Please count the lines in the listing below where the word "name" appears. Give the number only.

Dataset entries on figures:
━━━━━━━━

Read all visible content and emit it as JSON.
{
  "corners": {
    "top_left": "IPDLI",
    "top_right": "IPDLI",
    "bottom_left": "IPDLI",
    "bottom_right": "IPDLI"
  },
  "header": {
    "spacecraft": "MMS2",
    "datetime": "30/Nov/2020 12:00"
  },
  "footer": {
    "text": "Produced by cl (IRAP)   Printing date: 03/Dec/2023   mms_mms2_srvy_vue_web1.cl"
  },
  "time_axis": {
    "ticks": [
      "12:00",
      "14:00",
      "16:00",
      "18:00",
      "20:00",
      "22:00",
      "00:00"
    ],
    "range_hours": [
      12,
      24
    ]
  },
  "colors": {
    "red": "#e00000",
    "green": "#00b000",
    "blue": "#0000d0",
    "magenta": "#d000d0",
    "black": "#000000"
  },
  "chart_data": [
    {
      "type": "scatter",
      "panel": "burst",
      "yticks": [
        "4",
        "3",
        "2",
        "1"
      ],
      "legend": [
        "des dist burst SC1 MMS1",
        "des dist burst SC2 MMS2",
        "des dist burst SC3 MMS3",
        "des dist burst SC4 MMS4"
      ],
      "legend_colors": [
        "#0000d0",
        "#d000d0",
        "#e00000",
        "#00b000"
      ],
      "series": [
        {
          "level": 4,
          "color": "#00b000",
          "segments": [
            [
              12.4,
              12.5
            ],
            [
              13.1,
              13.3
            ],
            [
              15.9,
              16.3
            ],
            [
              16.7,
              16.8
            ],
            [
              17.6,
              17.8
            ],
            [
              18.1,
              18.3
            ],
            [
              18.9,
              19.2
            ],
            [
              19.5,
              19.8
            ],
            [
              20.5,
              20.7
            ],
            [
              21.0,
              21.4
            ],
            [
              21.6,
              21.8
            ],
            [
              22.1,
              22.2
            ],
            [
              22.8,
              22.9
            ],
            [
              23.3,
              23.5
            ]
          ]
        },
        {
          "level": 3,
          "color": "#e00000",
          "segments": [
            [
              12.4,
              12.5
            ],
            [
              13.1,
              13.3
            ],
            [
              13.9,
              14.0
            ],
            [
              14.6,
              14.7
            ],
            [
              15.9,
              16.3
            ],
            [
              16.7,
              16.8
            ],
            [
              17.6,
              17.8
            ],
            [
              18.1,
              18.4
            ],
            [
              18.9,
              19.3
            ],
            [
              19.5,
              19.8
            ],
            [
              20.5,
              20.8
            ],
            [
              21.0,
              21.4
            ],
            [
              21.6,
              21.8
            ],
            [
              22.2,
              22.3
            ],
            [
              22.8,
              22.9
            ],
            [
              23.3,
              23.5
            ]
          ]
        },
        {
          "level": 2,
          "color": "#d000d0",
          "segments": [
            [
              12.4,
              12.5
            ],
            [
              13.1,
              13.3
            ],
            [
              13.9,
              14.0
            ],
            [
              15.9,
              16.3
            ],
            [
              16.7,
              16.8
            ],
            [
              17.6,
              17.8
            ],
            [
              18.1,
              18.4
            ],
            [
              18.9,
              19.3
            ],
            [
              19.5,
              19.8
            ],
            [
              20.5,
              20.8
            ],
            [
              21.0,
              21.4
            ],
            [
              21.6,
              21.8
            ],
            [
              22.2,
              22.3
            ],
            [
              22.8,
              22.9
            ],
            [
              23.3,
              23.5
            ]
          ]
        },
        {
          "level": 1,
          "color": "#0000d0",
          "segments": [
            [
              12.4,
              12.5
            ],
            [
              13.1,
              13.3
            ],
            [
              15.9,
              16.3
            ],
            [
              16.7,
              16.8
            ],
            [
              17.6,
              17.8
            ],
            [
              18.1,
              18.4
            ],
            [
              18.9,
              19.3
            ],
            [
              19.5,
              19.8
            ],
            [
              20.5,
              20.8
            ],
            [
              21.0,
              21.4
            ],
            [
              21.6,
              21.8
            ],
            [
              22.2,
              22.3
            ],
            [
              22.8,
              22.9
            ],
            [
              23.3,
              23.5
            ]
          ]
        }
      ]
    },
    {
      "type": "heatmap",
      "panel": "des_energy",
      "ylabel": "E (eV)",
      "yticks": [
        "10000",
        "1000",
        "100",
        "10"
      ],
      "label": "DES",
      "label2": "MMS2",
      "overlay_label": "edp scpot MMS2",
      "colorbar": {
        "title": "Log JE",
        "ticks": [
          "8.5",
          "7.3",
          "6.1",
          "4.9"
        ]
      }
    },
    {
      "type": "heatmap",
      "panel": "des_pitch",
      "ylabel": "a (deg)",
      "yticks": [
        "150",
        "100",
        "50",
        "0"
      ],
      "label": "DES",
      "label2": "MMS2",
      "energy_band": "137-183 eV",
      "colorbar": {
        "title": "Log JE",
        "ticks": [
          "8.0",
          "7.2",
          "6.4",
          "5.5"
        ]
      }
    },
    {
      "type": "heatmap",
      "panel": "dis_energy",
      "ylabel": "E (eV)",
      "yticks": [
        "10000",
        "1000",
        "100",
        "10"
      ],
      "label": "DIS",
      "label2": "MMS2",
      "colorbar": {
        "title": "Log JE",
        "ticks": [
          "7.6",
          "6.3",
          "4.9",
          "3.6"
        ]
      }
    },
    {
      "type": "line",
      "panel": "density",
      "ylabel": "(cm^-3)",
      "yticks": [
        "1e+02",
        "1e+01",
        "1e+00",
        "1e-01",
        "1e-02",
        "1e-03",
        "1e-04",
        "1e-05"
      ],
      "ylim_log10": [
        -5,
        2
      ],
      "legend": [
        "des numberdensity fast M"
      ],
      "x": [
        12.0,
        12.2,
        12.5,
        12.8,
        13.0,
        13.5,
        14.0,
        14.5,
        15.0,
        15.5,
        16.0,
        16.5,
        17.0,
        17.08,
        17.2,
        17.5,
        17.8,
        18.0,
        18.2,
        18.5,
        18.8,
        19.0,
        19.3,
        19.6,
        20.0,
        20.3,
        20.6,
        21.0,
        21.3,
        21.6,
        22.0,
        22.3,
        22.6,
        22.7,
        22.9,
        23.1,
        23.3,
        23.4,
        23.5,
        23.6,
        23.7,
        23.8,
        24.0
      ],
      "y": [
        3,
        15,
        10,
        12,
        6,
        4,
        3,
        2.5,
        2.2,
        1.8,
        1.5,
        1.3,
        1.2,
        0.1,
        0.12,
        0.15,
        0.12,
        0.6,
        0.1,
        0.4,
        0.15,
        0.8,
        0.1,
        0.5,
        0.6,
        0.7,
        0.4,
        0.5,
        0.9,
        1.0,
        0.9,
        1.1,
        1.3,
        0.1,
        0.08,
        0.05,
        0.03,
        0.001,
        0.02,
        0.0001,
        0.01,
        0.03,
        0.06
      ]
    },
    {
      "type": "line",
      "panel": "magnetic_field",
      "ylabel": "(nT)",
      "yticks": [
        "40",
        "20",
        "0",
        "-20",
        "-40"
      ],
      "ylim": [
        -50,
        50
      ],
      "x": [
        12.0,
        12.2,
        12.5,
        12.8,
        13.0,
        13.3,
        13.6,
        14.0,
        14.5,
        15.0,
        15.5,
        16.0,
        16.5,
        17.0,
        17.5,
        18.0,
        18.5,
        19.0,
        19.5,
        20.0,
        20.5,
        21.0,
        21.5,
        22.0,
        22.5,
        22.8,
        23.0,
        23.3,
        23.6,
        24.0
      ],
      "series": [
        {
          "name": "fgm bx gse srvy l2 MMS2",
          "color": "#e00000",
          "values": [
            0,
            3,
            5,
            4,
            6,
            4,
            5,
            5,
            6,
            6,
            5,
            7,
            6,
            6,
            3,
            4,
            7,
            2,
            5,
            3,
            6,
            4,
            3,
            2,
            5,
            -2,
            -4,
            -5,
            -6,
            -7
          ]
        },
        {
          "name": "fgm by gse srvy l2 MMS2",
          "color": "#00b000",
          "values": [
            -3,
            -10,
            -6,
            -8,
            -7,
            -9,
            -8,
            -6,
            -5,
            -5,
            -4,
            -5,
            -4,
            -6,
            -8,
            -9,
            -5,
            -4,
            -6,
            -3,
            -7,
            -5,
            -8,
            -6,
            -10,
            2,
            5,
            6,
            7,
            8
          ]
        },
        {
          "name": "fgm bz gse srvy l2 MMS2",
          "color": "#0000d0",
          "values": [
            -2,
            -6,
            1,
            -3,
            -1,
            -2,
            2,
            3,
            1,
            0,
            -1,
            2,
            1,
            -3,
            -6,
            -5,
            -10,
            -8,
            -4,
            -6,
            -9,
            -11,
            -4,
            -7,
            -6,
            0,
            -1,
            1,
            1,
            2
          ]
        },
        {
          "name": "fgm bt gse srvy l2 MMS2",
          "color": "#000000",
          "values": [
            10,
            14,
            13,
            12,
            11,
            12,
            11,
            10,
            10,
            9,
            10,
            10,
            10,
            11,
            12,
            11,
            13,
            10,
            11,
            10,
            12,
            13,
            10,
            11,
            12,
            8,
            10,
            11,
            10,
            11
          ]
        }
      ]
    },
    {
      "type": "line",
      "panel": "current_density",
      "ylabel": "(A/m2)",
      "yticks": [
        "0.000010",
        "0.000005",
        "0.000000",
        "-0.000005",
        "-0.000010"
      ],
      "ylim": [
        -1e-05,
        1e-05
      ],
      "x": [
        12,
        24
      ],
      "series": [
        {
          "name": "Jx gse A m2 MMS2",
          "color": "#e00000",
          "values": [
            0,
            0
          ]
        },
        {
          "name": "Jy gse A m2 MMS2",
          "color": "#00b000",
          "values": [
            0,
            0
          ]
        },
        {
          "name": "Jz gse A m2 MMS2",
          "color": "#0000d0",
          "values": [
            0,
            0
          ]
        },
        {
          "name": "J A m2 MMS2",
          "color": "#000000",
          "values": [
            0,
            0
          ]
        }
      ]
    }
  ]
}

━━━━━━━━

Result of the task: 8